▸ Work instructions
Omit the pictures and output every entry below exactly as written.

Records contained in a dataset
——————————
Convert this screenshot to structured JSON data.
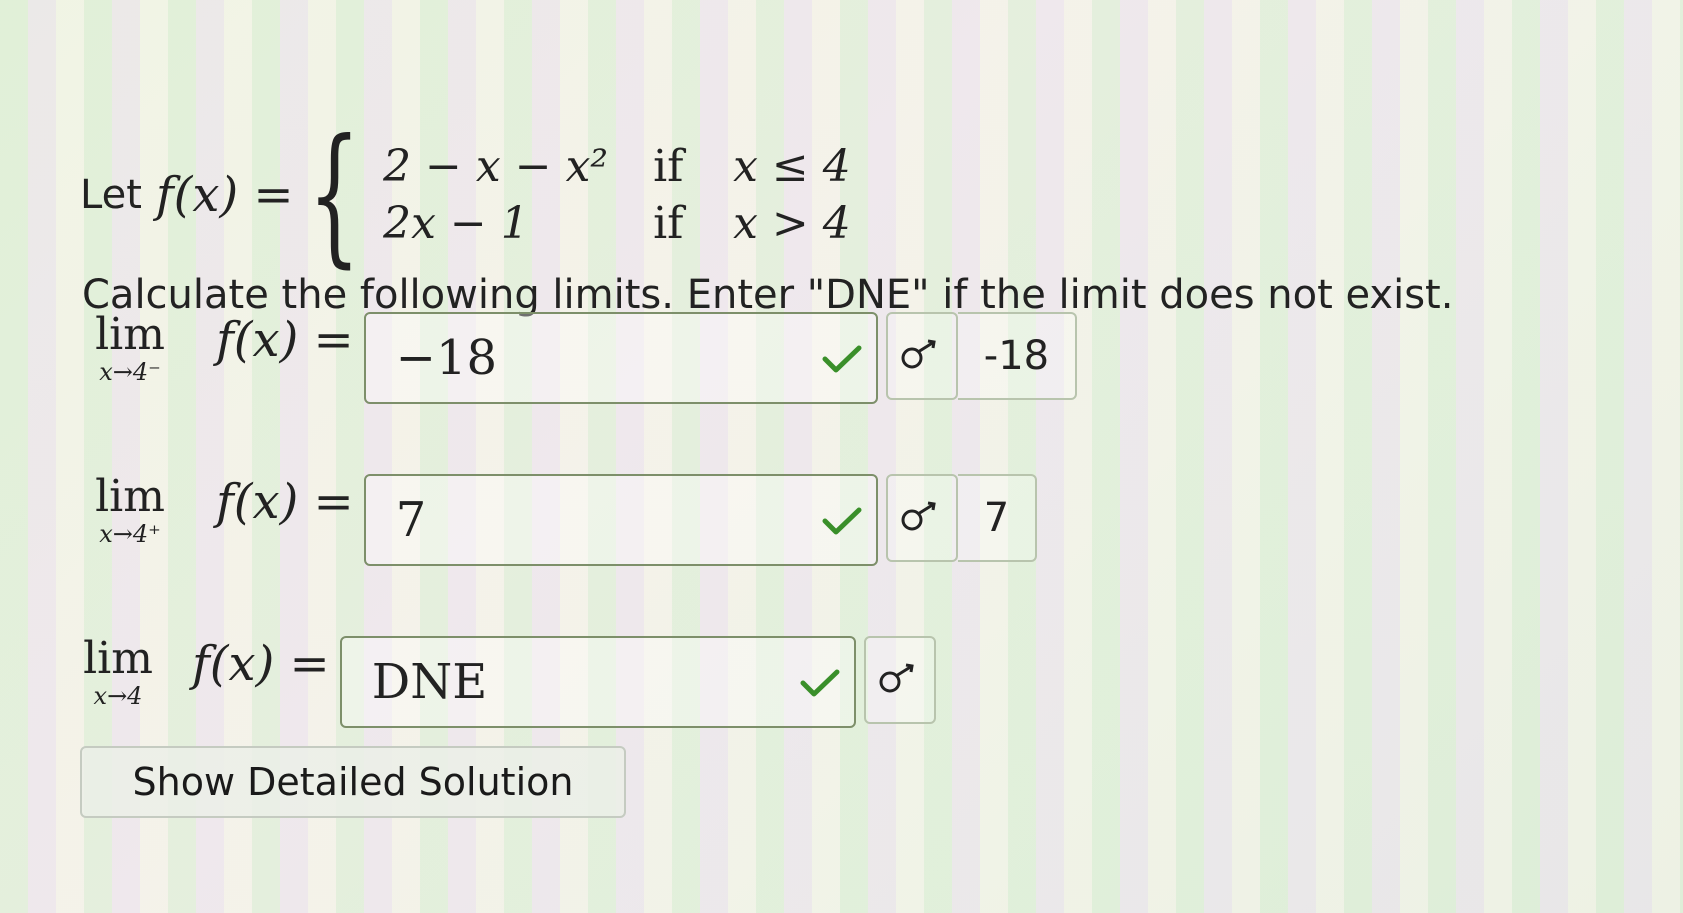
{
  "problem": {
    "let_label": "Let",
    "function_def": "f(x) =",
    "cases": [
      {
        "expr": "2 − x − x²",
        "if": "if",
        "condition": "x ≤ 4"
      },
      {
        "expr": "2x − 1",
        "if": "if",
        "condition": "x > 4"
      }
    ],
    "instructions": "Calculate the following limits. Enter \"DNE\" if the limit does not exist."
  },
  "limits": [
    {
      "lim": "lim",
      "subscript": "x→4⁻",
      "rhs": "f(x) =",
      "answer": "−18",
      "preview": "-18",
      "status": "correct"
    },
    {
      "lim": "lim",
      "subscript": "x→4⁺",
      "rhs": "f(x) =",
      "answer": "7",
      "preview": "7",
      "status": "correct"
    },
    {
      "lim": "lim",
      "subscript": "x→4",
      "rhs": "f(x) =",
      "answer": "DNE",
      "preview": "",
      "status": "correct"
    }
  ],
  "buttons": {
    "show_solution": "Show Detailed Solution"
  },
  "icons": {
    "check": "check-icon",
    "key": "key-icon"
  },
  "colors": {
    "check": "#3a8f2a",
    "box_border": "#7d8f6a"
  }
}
——————————
▸ Result
Convert this screenshot to structured JSON data.
{
  "problem": {
    "let_label": "Let",
    "function_def": "f(x) =",
    "cases": [
      {
        "expr": "2 − x − x²",
        "if": "if",
        "condition": "x ≤ 4"
      },
      {
        "expr": "2x − 1",
        "if": "if",
        "condition": "x > 4"
      }
    ],
    "instructions": "Calculate the following limits. Enter \"DNE\" if the limit does not exist."
  },
  "limits": [
    {
      "lim": "lim",
      "subscript": "x→4⁻",
      "rhs": "f(x) =",
      "answer": "−18",
      "preview": "-18",
      "status": "correct"
    },
    {
      "lim": "lim",
      "subscript": "x→4⁺",
      "rhs": "f(x) =",
      "answer": "7",
      "preview": "7",
      "status": "correct"
    },
    {
      "lim": "lim",
      "subscript": "x→4",
      "rhs": "f(x) =",
      "answer": "DNE",
      "preview": "",
      "status": "correct"
    }
  ],
  "buttons": {
    "show_solution": "Show Detailed Solution"
  },
  "icons": {
    "check": "check-icon",
    "key": "key-icon"
  },
  "colors": {
    "check": "#3a8f2a",
    "box_border": "#7d8f6a"
  }
}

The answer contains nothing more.